PROBLEM DETAILS:
Please output every line of the material as it stands, without the pictures.

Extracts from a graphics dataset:
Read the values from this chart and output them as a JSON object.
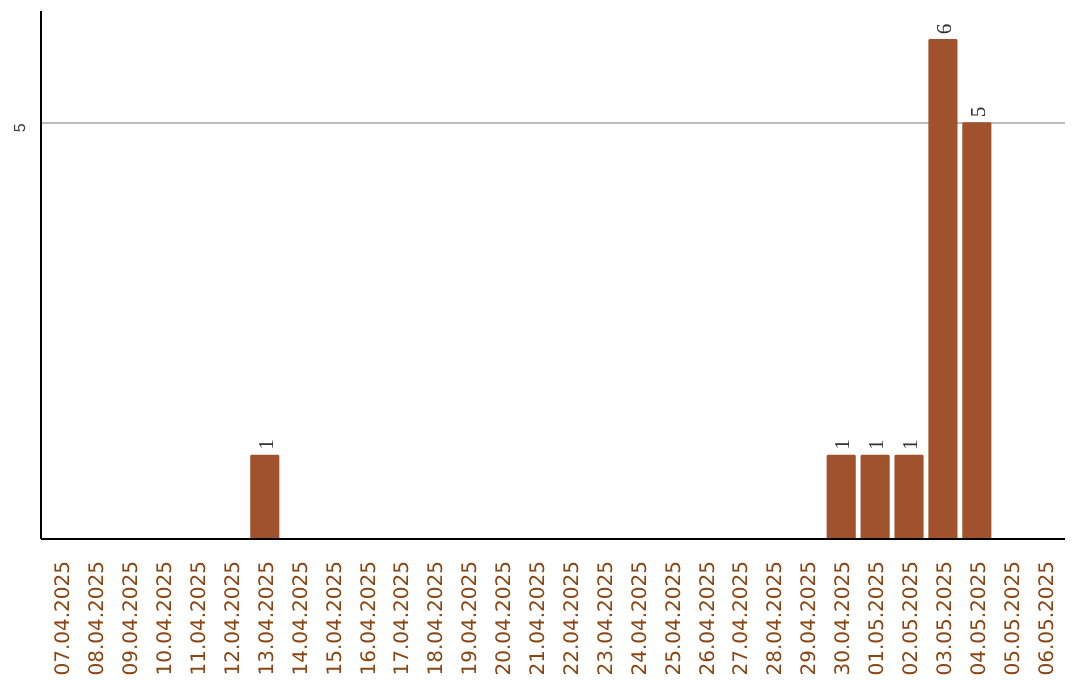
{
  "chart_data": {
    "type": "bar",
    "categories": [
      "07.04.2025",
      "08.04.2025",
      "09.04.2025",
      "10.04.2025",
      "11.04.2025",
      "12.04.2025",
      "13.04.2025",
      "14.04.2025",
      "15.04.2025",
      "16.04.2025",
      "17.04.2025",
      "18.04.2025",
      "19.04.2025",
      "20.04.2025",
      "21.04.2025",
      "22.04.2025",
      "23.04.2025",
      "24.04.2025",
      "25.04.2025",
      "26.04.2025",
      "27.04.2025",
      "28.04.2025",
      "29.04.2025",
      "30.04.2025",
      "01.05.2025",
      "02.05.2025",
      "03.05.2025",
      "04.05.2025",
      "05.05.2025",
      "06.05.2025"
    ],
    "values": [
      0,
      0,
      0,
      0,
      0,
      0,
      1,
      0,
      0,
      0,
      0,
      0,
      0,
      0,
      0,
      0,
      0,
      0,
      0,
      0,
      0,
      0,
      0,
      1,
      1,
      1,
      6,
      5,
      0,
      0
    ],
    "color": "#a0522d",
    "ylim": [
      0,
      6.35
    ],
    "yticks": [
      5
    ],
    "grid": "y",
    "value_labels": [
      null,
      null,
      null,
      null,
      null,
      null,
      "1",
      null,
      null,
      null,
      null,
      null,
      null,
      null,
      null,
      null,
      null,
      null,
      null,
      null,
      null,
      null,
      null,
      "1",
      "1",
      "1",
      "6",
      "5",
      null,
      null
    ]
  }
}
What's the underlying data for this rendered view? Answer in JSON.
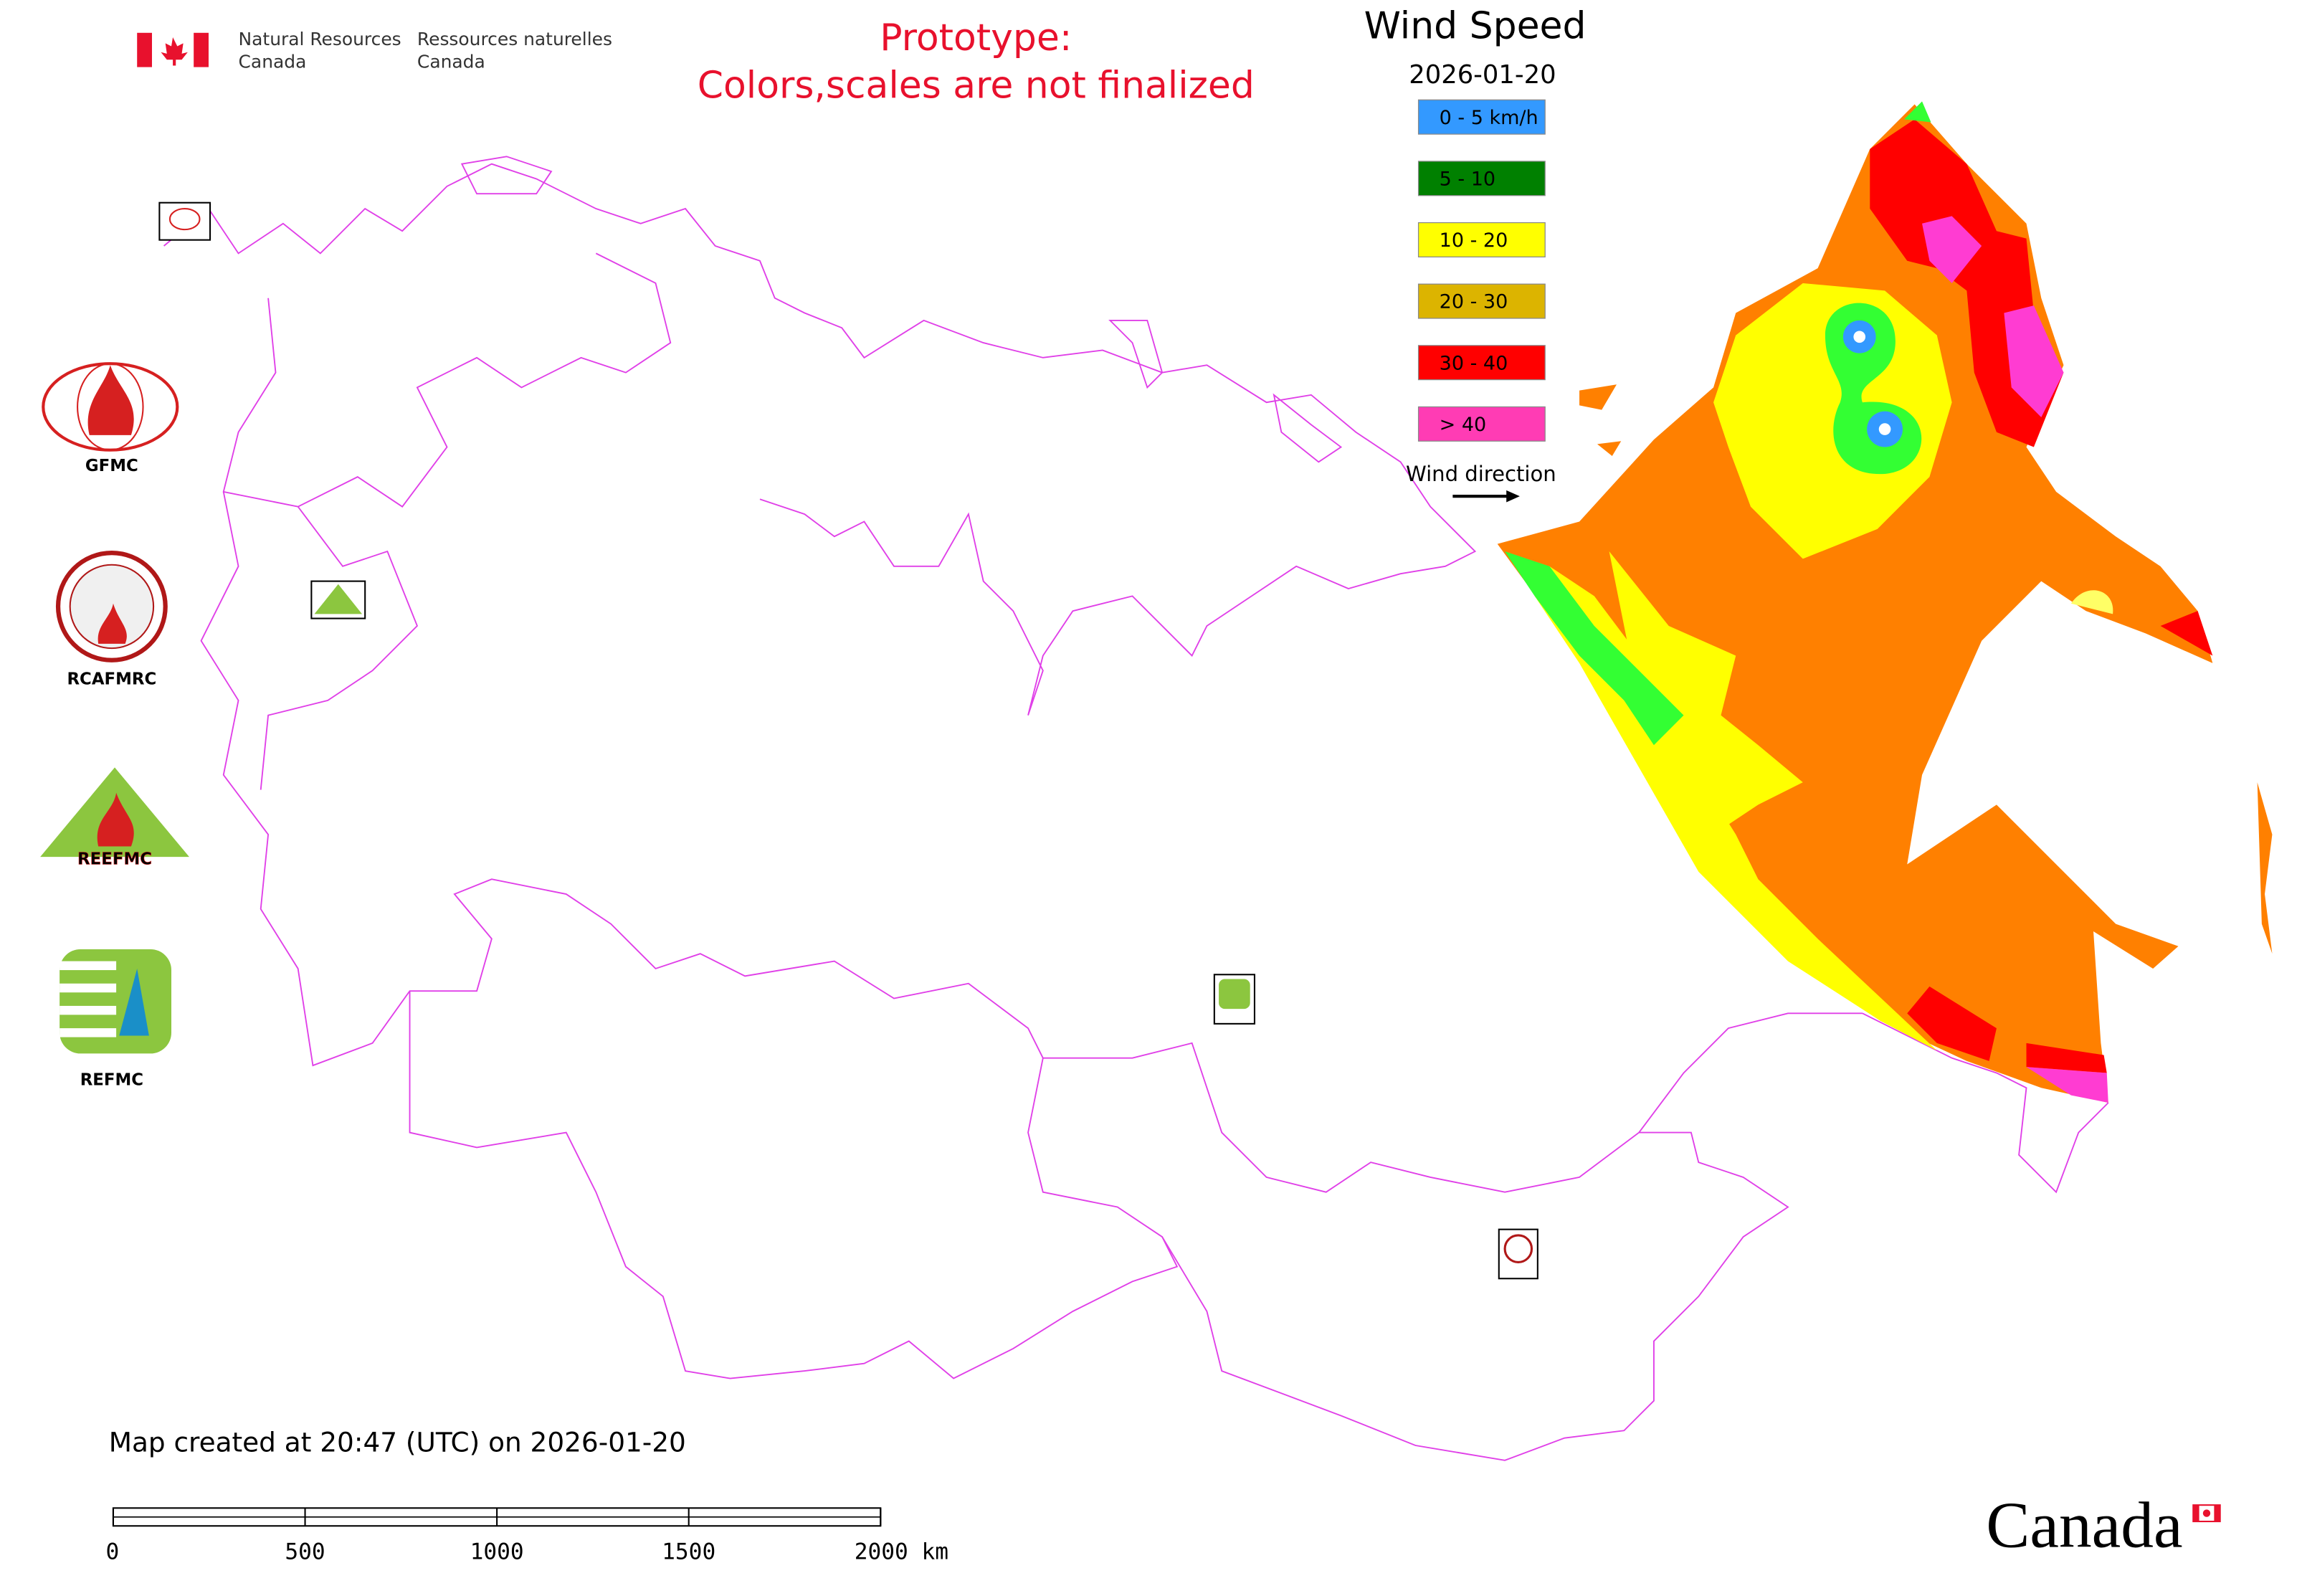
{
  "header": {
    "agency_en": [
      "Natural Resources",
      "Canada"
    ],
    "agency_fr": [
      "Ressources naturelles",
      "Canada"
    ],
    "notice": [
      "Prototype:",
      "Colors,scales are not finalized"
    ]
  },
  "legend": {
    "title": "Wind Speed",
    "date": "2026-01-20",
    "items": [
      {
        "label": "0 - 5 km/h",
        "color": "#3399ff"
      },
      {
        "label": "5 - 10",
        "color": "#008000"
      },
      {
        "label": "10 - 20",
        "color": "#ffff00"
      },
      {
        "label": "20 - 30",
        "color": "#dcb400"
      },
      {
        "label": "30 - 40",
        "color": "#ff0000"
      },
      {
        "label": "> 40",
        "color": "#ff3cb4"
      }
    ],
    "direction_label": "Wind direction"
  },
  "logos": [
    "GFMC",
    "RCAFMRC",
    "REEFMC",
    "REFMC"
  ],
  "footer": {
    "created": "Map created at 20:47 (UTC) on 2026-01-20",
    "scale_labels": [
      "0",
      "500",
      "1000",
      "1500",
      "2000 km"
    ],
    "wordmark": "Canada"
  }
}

TASK OUTPUT:
Read the values from this chart and output them as a JSON object.
{
  "chart_data": {
    "type": "bar",
    "categories": [
      "07.04.2025",
      "08.04.2025",
      "09.04.2025",
      "10.04.2025",
      "11.04.2025",
      "12.04.2025",
      "13.04.2025",
      "14.04.2025",
      "15.04.2025",
      "16.04.2025",
      "17.04.2025",
      "18.04.2025",
      "19.04.2025",
      "20.04.2025",
      "21.04.2025",
      "22.04.2025",
      "23.04.2025",
      "24.04.2025",
      "25.04.2025",
      "26.04.2025",
      "27.04.2025",
      "28.04.2025",
      "29.04.2025",
      "30.04.2025",
      "01.05.2025",
      "02.05.2025",
      "03.05.2025",
      "04.05.2025",
      "05.05.2025",
      "06.05.2025"
    ],
    "values": [
      0,
      0,
      0,
      0,
      0,
      0,
      1,
      0,
      0,
      0,
      0,
      0,
      0,
      0,
      0,
      0,
      0,
      0,
      0,
      0,
      0,
      0,
      0,
      1,
      1,
      1,
      6,
      5,
      0,
      0
    ],
    "color": "#a0522d",
    "ylim": [
      0,
      6.35
    ],
    "yticks": [
      5
    ],
    "grid": "y",
    "value_labels": [
      null,
      null,
      null,
      null,
      null,
      null,
      "1",
      null,
      null,
      null,
      null,
      null,
      null,
      null,
      null,
      null,
      null,
      null,
      null,
      null,
      null,
      null,
      null,
      "1",
      "1",
      "1",
      "6",
      "5",
      null,
      null
    ]
  }
}
What's the underlying data for this rendered view? Answer in JSON.
{
  "header": {
    "agency_en": [
      "Natural Resources",
      "Canada"
    ],
    "agency_fr": [
      "Ressources naturelles",
      "Canada"
    ],
    "notice": [
      "Prototype:",
      "Colors,scales are not finalized"
    ]
  },
  "legend": {
    "title": "Wind Speed",
    "date": "2026-01-20",
    "items": [
      {
        "label": "0 - 5 km/h",
        "color": "#3399ff"
      },
      {
        "label": "5 - 10",
        "color": "#008000"
      },
      {
        "label": "10 - 20",
        "color": "#ffff00"
      },
      {
        "label": "20 - 30",
        "color": "#dcb400"
      },
      {
        "label": "30 - 40",
        "color": "#ff0000"
      },
      {
        "label": "> 40",
        "color": "#ff3cb4"
      }
    ],
    "direction_label": "Wind direction"
  },
  "logos": [
    "GFMC",
    "RCAFMRC",
    "REEFMC",
    "REFMC"
  ],
  "footer": {
    "created": "Map created at 20:47 (UTC) on 2026-01-20",
    "scale_labels": [
      "0",
      "500",
      "1000",
      "1500",
      "2000 km"
    ],
    "wordmark": "Canada"
  }
}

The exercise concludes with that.